### Goal
Reproduce the listing below character for character; drop every image.

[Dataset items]
BEGIN
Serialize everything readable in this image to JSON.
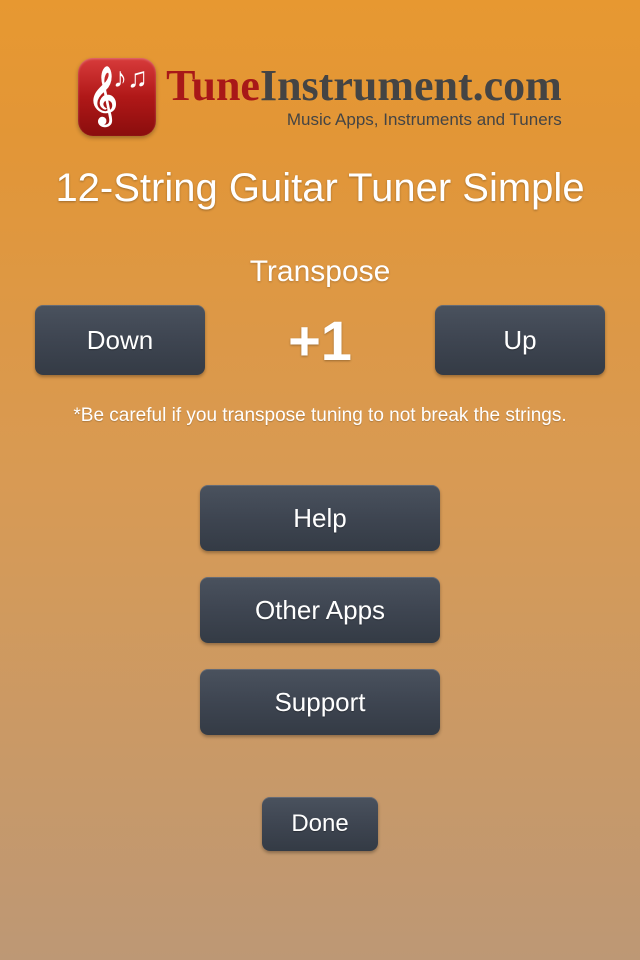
{
  "brand": {
    "name_prefix": "Tune",
    "name_suffix": "Instrument.com",
    "tagline": "Music Apps, Instruments and Tuners"
  },
  "title": "12-String Guitar Tuner Simple",
  "transpose": {
    "label": "Transpose",
    "down_label": "Down",
    "up_label": "Up",
    "value": "+1",
    "warning": "*Be careful if you transpose tuning to not break the strings."
  },
  "menu": {
    "help": "Help",
    "other_apps": "Other Apps",
    "support": "Support"
  },
  "done_label": "Done"
}
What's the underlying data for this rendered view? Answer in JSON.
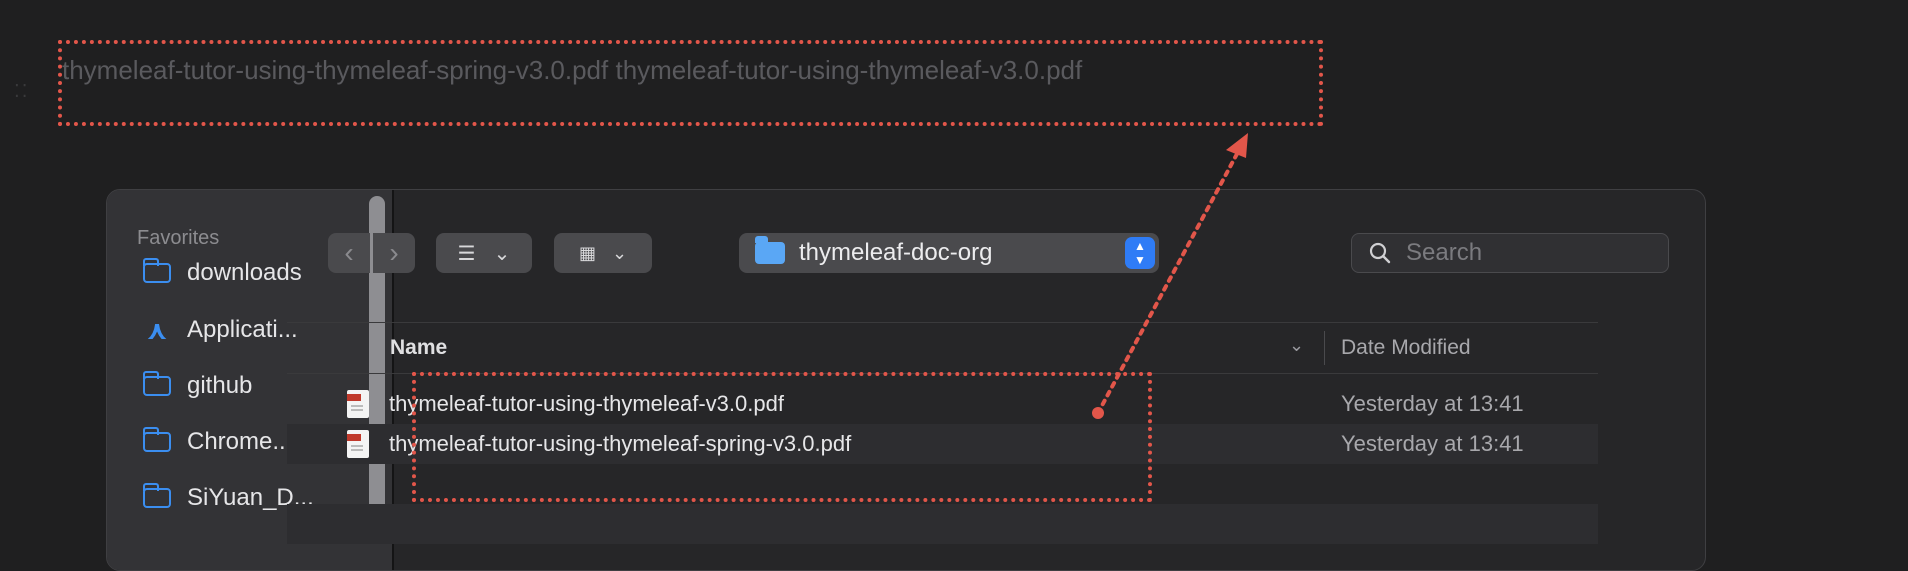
END
### Reply
Serialize everything readable in this image to JSON.
{
  "brand": {
    "name_prefix": "Tune",
    "name_suffix": "Instrument.com",
    "tagline": "Music Apps, Instruments and Tuners"
  },
  "title": "12-String Guitar Tuner Simple",
  "transpose": {
    "label": "Transpose",
    "down_label": "Down",
    "up_label": "Up",
    "value": "+1",
    "warning": "*Be careful if you transpose tuning to not break the strings."
  },
  "menu": {
    "help": "Help",
    "other_apps": "Other Apps",
    "support": "Support"
  },
  "done_label": "Done"
}
What's the underlying data for this rendered view? Answer in JSON.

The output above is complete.